Instruction
Transcribe the records that follow. Keep every word exactly, and drop the pictures.

[START OF Supplied records]

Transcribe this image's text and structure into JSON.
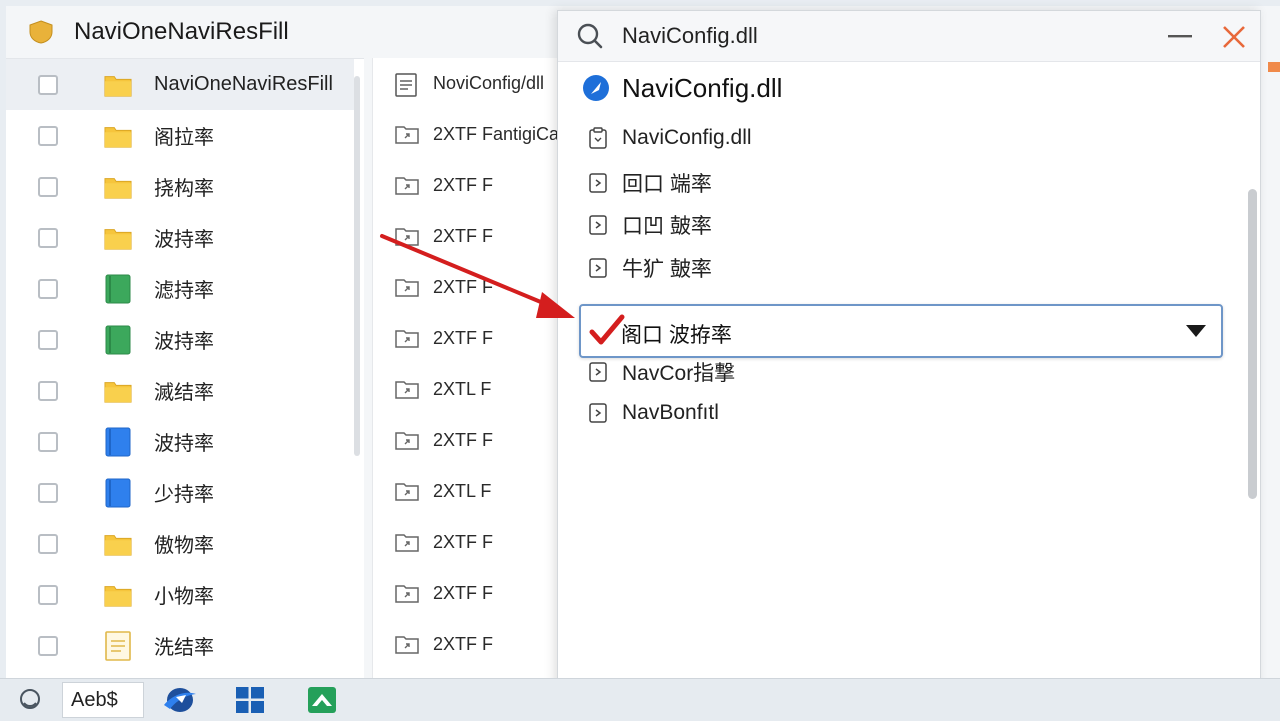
{
  "window": {
    "title": "NaviOneNaviResFill"
  },
  "left_list": {
    "rows": [
      {
        "label": "NaviOneNaviResFill",
        "icon": "folder-yellow"
      },
      {
        "label": "阁拉率",
        "icon": "folder-yellow"
      },
      {
        "label": "挠构率",
        "icon": "folder-yellow"
      },
      {
        "label": "波持率",
        "icon": "folder-yellow"
      },
      {
        "label": "滤持率",
        "icon": "book-green"
      },
      {
        "label": "波持率",
        "icon": "book-green"
      },
      {
        "label": "滅结率",
        "icon": "folder-yellow"
      },
      {
        "label": "波持率",
        "icon": "book-blue"
      },
      {
        "label": "少持率",
        "icon": "book-blue"
      },
      {
        "label": "傲物率",
        "icon": "folder-yellow"
      },
      {
        "label": "小物率",
        "icon": "folder-yellow"
      },
      {
        "label": "洗结率",
        "icon": "document-yellow"
      }
    ]
  },
  "middle_list": {
    "rows": [
      {
        "label": "NoviConfig/dll",
        "icon": "document-icon"
      },
      {
        "label": "2XTF FantigiCa",
        "icon": "file-link-icon"
      },
      {
        "label": "2XTF F",
        "icon": "file-link-icon"
      },
      {
        "label": "2XTF F",
        "icon": "file-link-icon"
      },
      {
        "label": "2XTF F",
        "icon": "file-link-icon"
      },
      {
        "label": "2XTF F",
        "icon": "file-link-icon"
      },
      {
        "label": "2XTL F",
        "icon": "file-link-icon"
      },
      {
        "label": "2XTF F",
        "icon": "file-link-icon"
      },
      {
        "label": "2XTL F",
        "icon": "file-link-icon"
      },
      {
        "label": "2XTF F",
        "icon": "file-link-icon"
      },
      {
        "label": "2XTF F",
        "icon": "file-link-icon"
      },
      {
        "label": "2XTF F",
        "icon": "file-link-icon"
      }
    ]
  },
  "search_panel": {
    "query": "NaviConfig.dll",
    "header": "NaviConfig.dll",
    "results": [
      "NaviConfig.dll",
      "回口  端率",
      "口凹  皷率",
      "牛犷  皷率"
    ],
    "dropdown_value": "阁口  波拵率",
    "more_results": [
      "NavCor指撃",
      "NavBonfıtl"
    ]
  },
  "taskbar": {
    "input_value": "Aeb$",
    "apps": [
      "search-icon",
      "browser-icon",
      "windows-icon",
      "store-icon"
    ]
  },
  "colors": {
    "accent_blue": "#1e6fd9",
    "annotation_red": "#d41e1e",
    "close_orange": "#e8683a",
    "folder_yellow": "#f6c53c",
    "book_green": "#3ca85c",
    "book_blue": "#2f80ed"
  }
}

[END OF Supplied records]

Result of this task
Transcribe this image's text and structure into JSON.
{
  "window": {
    "title": "NaviOneNaviResFill"
  },
  "left_list": {
    "rows": [
      {
        "label": "NaviOneNaviResFill",
        "icon": "folder-yellow"
      },
      {
        "label": "阁拉率",
        "icon": "folder-yellow"
      },
      {
        "label": "挠构率",
        "icon": "folder-yellow"
      },
      {
        "label": "波持率",
        "icon": "folder-yellow"
      },
      {
        "label": "滤持率",
        "icon": "book-green"
      },
      {
        "label": "波持率",
        "icon": "book-green"
      },
      {
        "label": "滅结率",
        "icon": "folder-yellow"
      },
      {
        "label": "波持率",
        "icon": "book-blue"
      },
      {
        "label": "少持率",
        "icon": "book-blue"
      },
      {
        "label": "傲物率",
        "icon": "folder-yellow"
      },
      {
        "label": "小物率",
        "icon": "folder-yellow"
      },
      {
        "label": "洗结率",
        "icon": "document-yellow"
      }
    ]
  },
  "middle_list": {
    "rows": [
      {
        "label": "NoviConfig/dll",
        "icon": "document-icon"
      },
      {
        "label": "2XTF FantigiCa",
        "icon": "file-link-icon"
      },
      {
        "label": "2XTF F",
        "icon": "file-link-icon"
      },
      {
        "label": "2XTF F",
        "icon": "file-link-icon"
      },
      {
        "label": "2XTF F",
        "icon": "file-link-icon"
      },
      {
        "label": "2XTF F",
        "icon": "file-link-icon"
      },
      {
        "label": "2XTL F",
        "icon": "file-link-icon"
      },
      {
        "label": "2XTF F",
        "icon": "file-link-icon"
      },
      {
        "label": "2XTL F",
        "icon": "file-link-icon"
      },
      {
        "label": "2XTF F",
        "icon": "file-link-icon"
      },
      {
        "label": "2XTF F",
        "icon": "file-link-icon"
      },
      {
        "label": "2XTF F",
        "icon": "file-link-icon"
      }
    ]
  },
  "search_panel": {
    "query": "NaviConfig.dll",
    "header": "NaviConfig.dll",
    "results": [
      "NaviConfig.dll",
      "回口  端率",
      "口凹  皷率",
      "牛犷  皷率"
    ],
    "dropdown_value": "阁口  波拵率",
    "more_results": [
      "NavCor指撃",
      "NavBonfıtl"
    ]
  },
  "taskbar": {
    "input_value": "Aeb$",
    "apps": [
      "search-icon",
      "browser-icon",
      "windows-icon",
      "store-icon"
    ]
  },
  "colors": {
    "accent_blue": "#1e6fd9",
    "annotation_red": "#d41e1e",
    "close_orange": "#e8683a",
    "folder_yellow": "#f6c53c",
    "book_green": "#3ca85c",
    "book_blue": "#2f80ed"
  }
}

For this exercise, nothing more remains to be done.